- Written exercise -
Determine the number of lines containing the word "elements", and state that figure alone.

[Stored entries]
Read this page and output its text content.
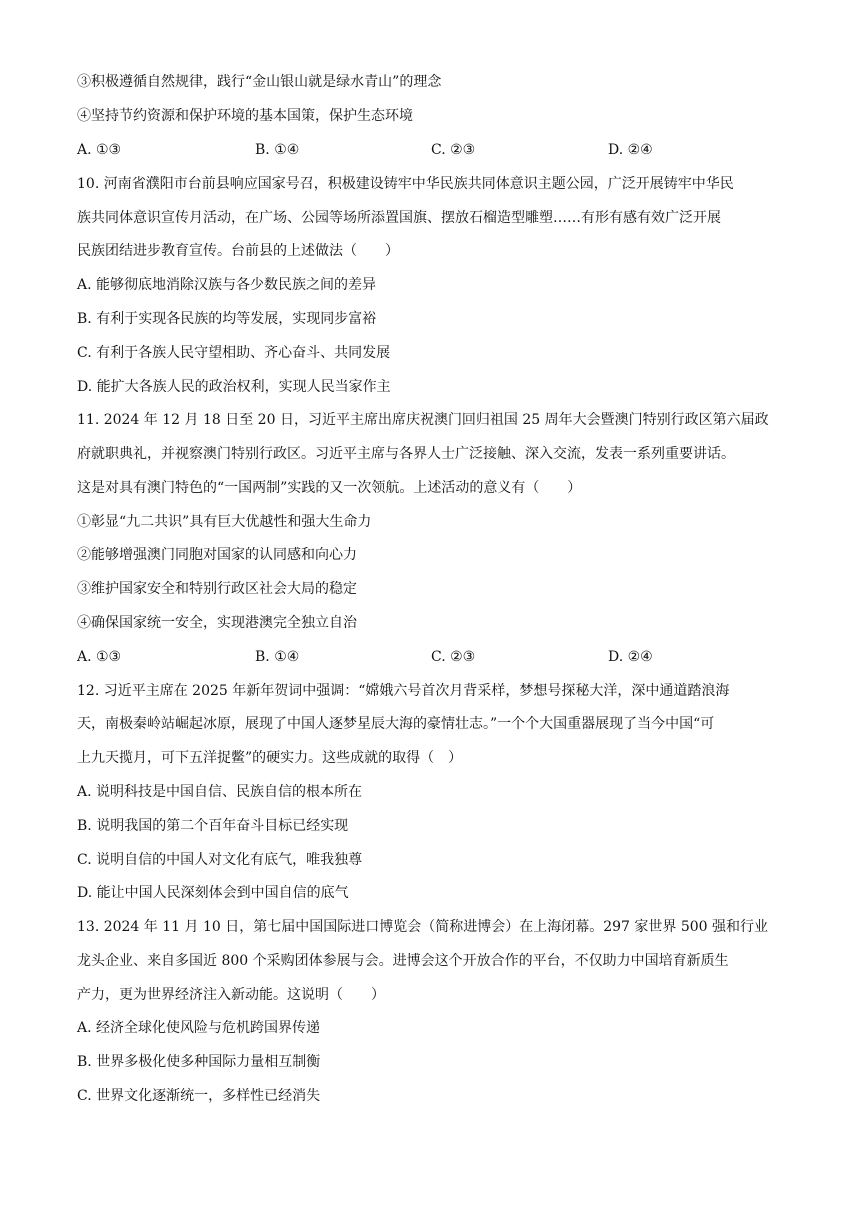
③积极遵循自然规律，践行“金山银山就是绿水青山”的理念
④坚持节约资源和保护环境的基本国策，保护生态环境
A. ①③	B. ①④	C. ②③	D. ②④
10. 河南省濮阳市台前县响应国家号召，积极建设铸牢中华民族共同体意识主题公园，广泛开展铸牢中华民
族共同体意识宣传月活动，在广场、公园等场所添置国旗、摆放石榴造型雕塑……有形有感有效广泛开展
民族团结进步教育宣传。台前县的上述做法（　　）
A. 能够彻底地消除汉族与各少数民族之间的差异
B. 有利于实现各民族的均等发展，实现同步富裕
C. 有利于各族人民守望相助、齐心奋斗、共同发展
D. 能扩大各族人民的政治权利，实现人民当家作主
11. 2024 年 12 月 18 日至 20 日，习近平主席出席庆祝澳门回归祖国 25 周年大会暨澳门特别行政区第六届政
府就职典礼，并视察澳门特别行政区。习近平主席与各界人士广泛接触、深入交流，发表一系列重要讲话。
这是对具有澳门特色的“一国两制”实践的又一次领航。上述活动的意义有（　　）
①彰显“九二共识”具有巨大优越性和强大生命力
②能够增强澳门同胞对国家的认同感和向心力
③维护国家安全和特别行政区社会大局的稳定
④确保国家统一安全，实现港澳完全独立自治
A. ①③	B. ①④	C. ②③	D. ②④
12. 习近平主席在 2025 年新年贺词中强调：“嫦娥六号首次月背采样，梦想号探秘大洋，深中通道踏浪海
天，南极秦岭站崛起冰原，展现了中国人逐梦星辰大海的豪情壮志。”一个个大国重器展现了当今中国“可
上九天揽月，可下五洋捉鳖”的硬实力。这些成就的取得（　）
A. 说明科技是中国自信、民族自信的根本所在
B. 说明我国的第二个百年奋斗目标已经实现
C. 说明自信的中国人对文化有底气，唯我独尊
D. 能让中国人民深刻体会到中国自信的底气
13. 2024 年 11 月 10 日，第七届中国国际进口博览会（简称进博会）在上海闭幕。297 家世界 500 强和行业
龙头企业、来自多国近 800 个采购团体参展与会。进博会这个开放合作的平台，不仅助力中国培育新质生
产力，更为世界经济注入新动能。这说明（　　）
A. 经济全球化使风险与危机跨国界传递
B. 世界多极化使多种国际力量相互制衡
C. 世界文化逐渐统一，多样性已经消失
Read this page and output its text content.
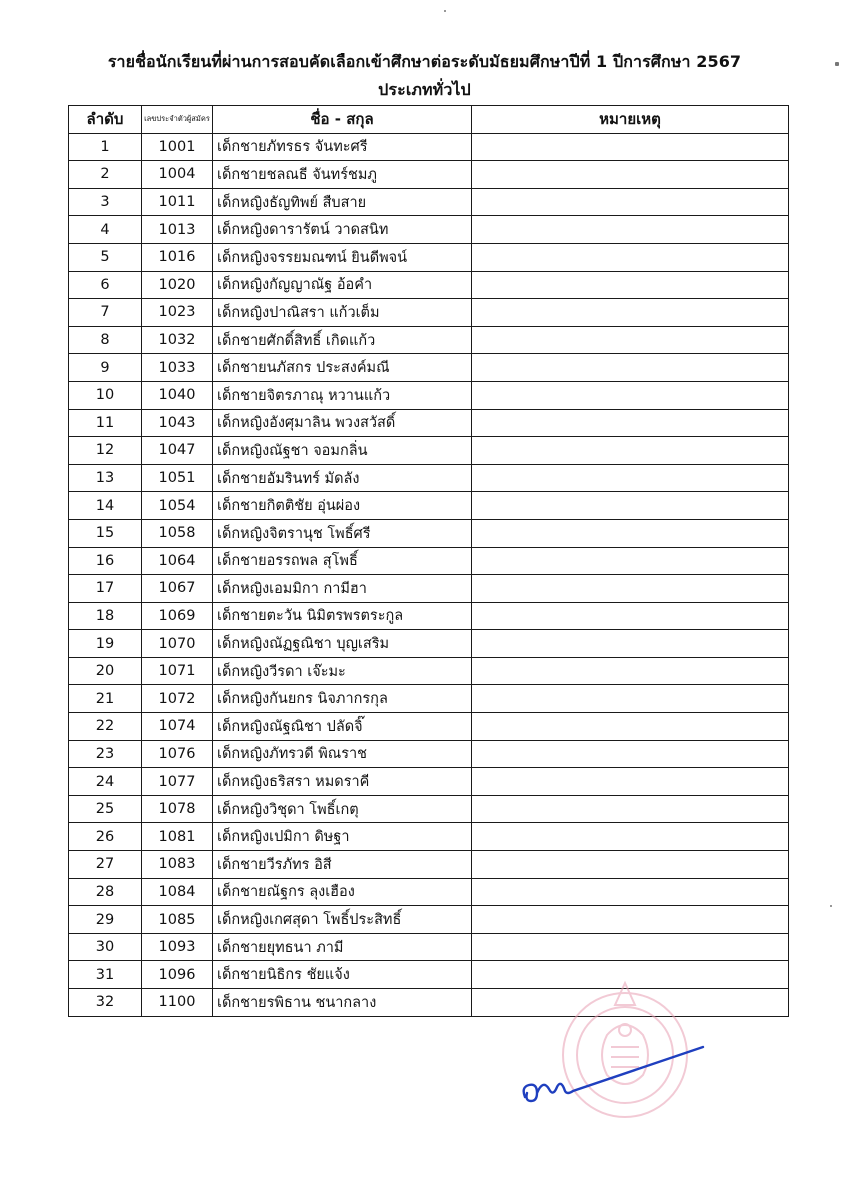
รายชื่อนักเรียนที่ผ่านการสอบคัดเลือกเข้าศึกษาต่อระดับมัธยมศึกษาปีที่ 1 ปีการศึกษา 2567
ประเภททั่วไป
ลำดับ	เลขประจำตัวผู้สมัคร	ชื่อ - สกุล	หมายเหตุ
1	1001	เด็กชายภัทรธร จันทะศรี	
2	1004	เด็กชายชลณธี จันทร์ชมภู	
3	1011	เด็กหญิงธัญทิพย์ สืบสาย	
4	1013	เด็กหญิงดารารัตน์ วาดสนิท	
5	1016	เด็กหญิงจรรยมณฑน์ ยินดีพจน์	
6	1020	เด็กหญิงกัญญาณัฐ อ้อคำ	
7	1023	เด็กหญิงปาณิสรา แก้วเต็ม	
8	1032	เด็กชายศักดิ์สิทธิ์ เกิดแก้ว	
9	1033	เด็กชายนภัสกร ประสงค์มณี	
10	1040	เด็กชายจิตรภาณุ หวานแก้ว	
11	1043	เด็กหญิงอังศุมาลิน พวงสวัสดิ์	
12	1047	เด็กหญิงณัฐชา จอมกลิ่น	
13	1051	เด็กชายอัมรินทร์ มัดลัง	
14	1054	เด็กชายกิตติชัย อุ่นผ่อง	
15	1058	เด็กหญิงจิตรานุช โพธิ์ศรี	
16	1064	เด็กชายอรรถพล สุโพธิ์	
17	1067	เด็กหญิงเอมมิกา กามีฮา	
18	1069	เด็กชายตะวัน นิมิตรพรตระกูล	
19	1070	เด็กหญิงณัฏฐณิชา บุญเสริม	
20	1071	เด็กหญิงวีรดา เจ๊ะมะ	
21	1072	เด็กหญิงกันยกร นิจภากรกุล	
22	1074	เด็กหญิงณัฐณิชา ปลัดจิ๊	
23	1076	เด็กหญิงภัทรวดี พิณราช	
24	1077	เด็กหญิงธริสรา หมดราคี	
25	1078	เด็กหญิงวิชุดา โพธิ์เกตุ	
26	1081	เด็กหญิงเปมิกา ดิษฐา	
27	1083	เด็กชายวีรภัทร อิสี	
28	1084	เด็กชายณัฐกร ลุงเฮือง	
29	1085	เด็กหญิงเกศสุดา โพธิ์ประสิทธิ์	
30	1093	เด็กชายยุทธนา ภามี	
31	1096	เด็กชายนิธิกร ชัยแจ้ง	
32	1100	เด็กชายรพิธาน ชนากลาง	
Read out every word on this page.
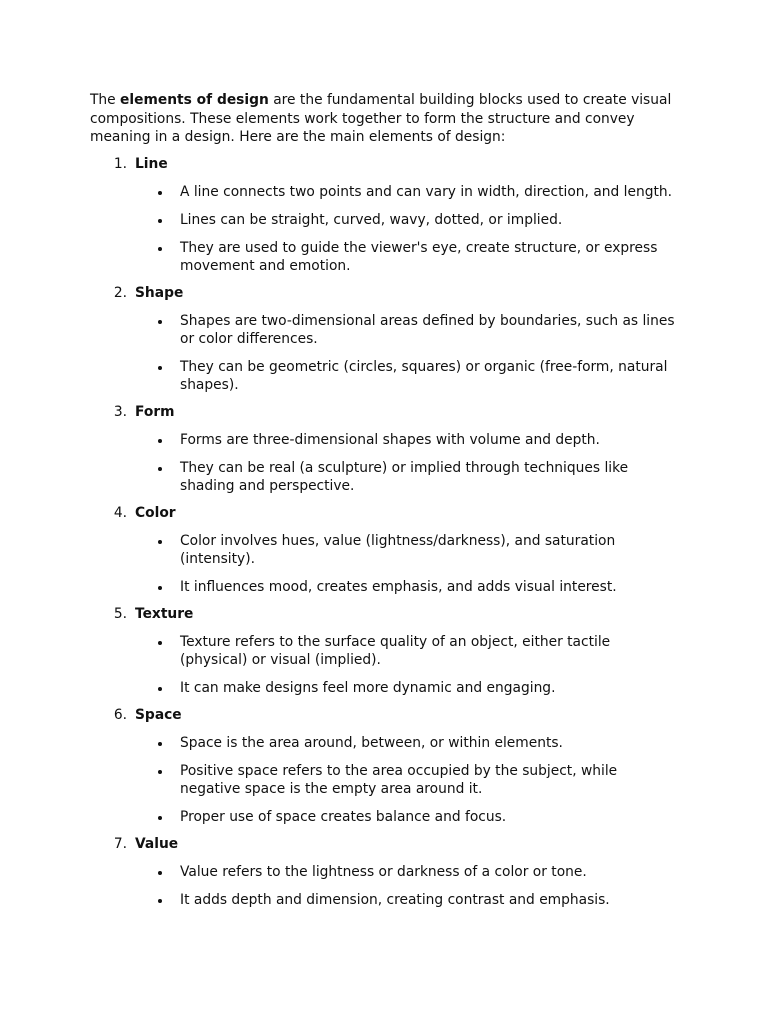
The elements of design are the fundamental building blocks used to create visual compositions. These elements work together to form the structure and convey meaning in a design. Here are the main elements of design:

1. Line
A line connects two points and can vary in width, direction, and length.
Lines can be straight, curved, wavy, dotted, or implied.
They are used to guide the viewer's eye, create structure, or express movement and emotion.
2. Shape
Shapes are two-dimensional areas defined by boundaries, such as lines or color differences.
They can be geometric (circles, squares) or organic (free-form, natural shapes).
3. Form
Forms are three-dimensional shapes with volume and depth.
They can be real (a sculpture) or implied through techniques like shading and perspective.
4. Color
Color involves hues, value (lightness/darkness), and saturation (intensity).
It influences mood, creates emphasis, and adds visual interest.
5. Texture
Texture refers to the surface quality of an object, either tactile (physical) or visual (implied).
It can make designs feel more dynamic and engaging.
6. Space
Space is the area around, between, or within elements.
Positive space refers to the area occupied by the subject, while negative space is the empty area around it.
Proper use of space creates balance and focus.
7. Value
Value refers to the lightness or darkness of a color or tone.
It adds depth and dimension, creating contrast and emphasis.
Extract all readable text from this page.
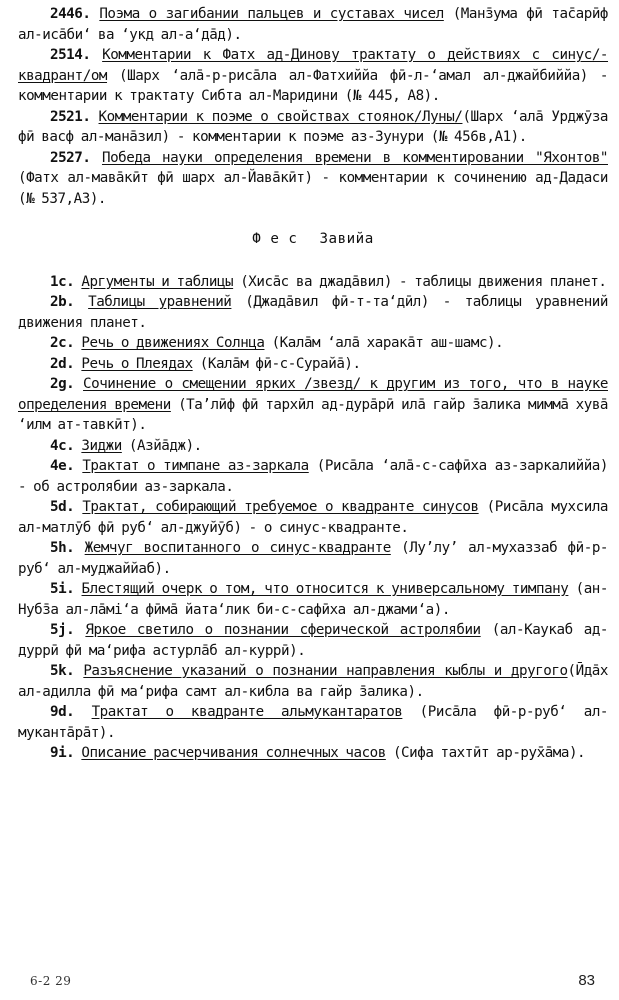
2446. Поэма о загибании пальцев и суставах чисел (Манз̄ума фӣ тас̄арӣф ал-иса̄би‘ ва ‘укд ал-а‘да̄д).

2514. Комментарии к Фатх ад-Динову трактату о действиях с синус/-квадрант/ом (Шарх ‘ала̄-р-риса̄ла ал-Фатхиййа фӣ-л-‘амал ал-джайбиййа) - комментарии к трактату Сибта ал-Маридини (№ 445, А8).

2521. Комментарии к поэме о свойствах стоянок/Луны/(Шарх ‘ала̄ Урджӯза фӣ васф ал-мана̄зил) - комментарии к поэме аз-Зунури (№ 456в,А1).

2527. Победа науки определения времени в комментировании "Яхонтов" (Фатх ал-мава̄кӣт фӣ шарх ал-Йава̄кӣт) - комментарии к сочинению ад-Дадаси (№ 537,А3).

Ф е с Завийа

1с. Аргументы и таблицы (Хиса̄с ва джада̄вил) - таблицы движения планет.

2b. Таблицы уравнений (Джада̄вил фӣ-т-та‘дӣл) - таблицы уравнений движения планет.

2с. Речь о движениях Солнца (Кала̄м ‘ала̄ харака̄т аш-шамс).

2d. Речь о Плеядах (Кала̄м фӣ-с-Сурайа̄).

2g. Сочинение о смещении ярких /звезд/ к другим из того, что в науке определения времени (Та’лӣф фӣ тархӣл ад-дура̄рӣ ила̄ гайр з̄алика мимма̄ хува̄ ‘илм ат-тавкӣт).

4с. Зиджи (Азйа̄дж).

4е. Трактат о тимпане аз-заркала (Риса̄ла ‘ала̄-с-сафӣха аз-заркалиййа) - об астролябии аз-заркала.

5d. Трактат, собирающий требуемое о квадранте синусов (Риса̄ла мухсила ал-матлӯб фӣ руб‘ ал-джуйӯб) - о синус-квадранте.

5h. Жемчуг воспитанного о синус-квадранте (Лу’лу’ ал-мухаззаб фӣ-р-руб‘ ал-муджаййаб).

5i. Блестящий очерк о том, что относится к универсальному тимпану (ан-Нубз̄а ал-ла̄мi‘а фӣма̄ йата‘лик би-с-сафӣха ал-джами‘а).

5j. Яркое светило о познании сферической астролябии (ал-Каукаб ад-дуррӣ фӣ ма‘рифа астурла̄б ал-куррӣ).

5k. Разъяснение указаний о познании направления кыблы и другого(Ӣда̄х ал-адилла фӣ ма‘рифа самт ал-кибла ва гайр з̄алика).

9d. Трактат о квадранте альмукантаратов (Риса̄ла фӣ-р-руб‘ ал-муканта̄ра̄т).

9i. Описание расчерчивания солнечных часов (Сифа тахтӣт ар-рух̄а̄ма).

6-2 29	83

- Completed task -
2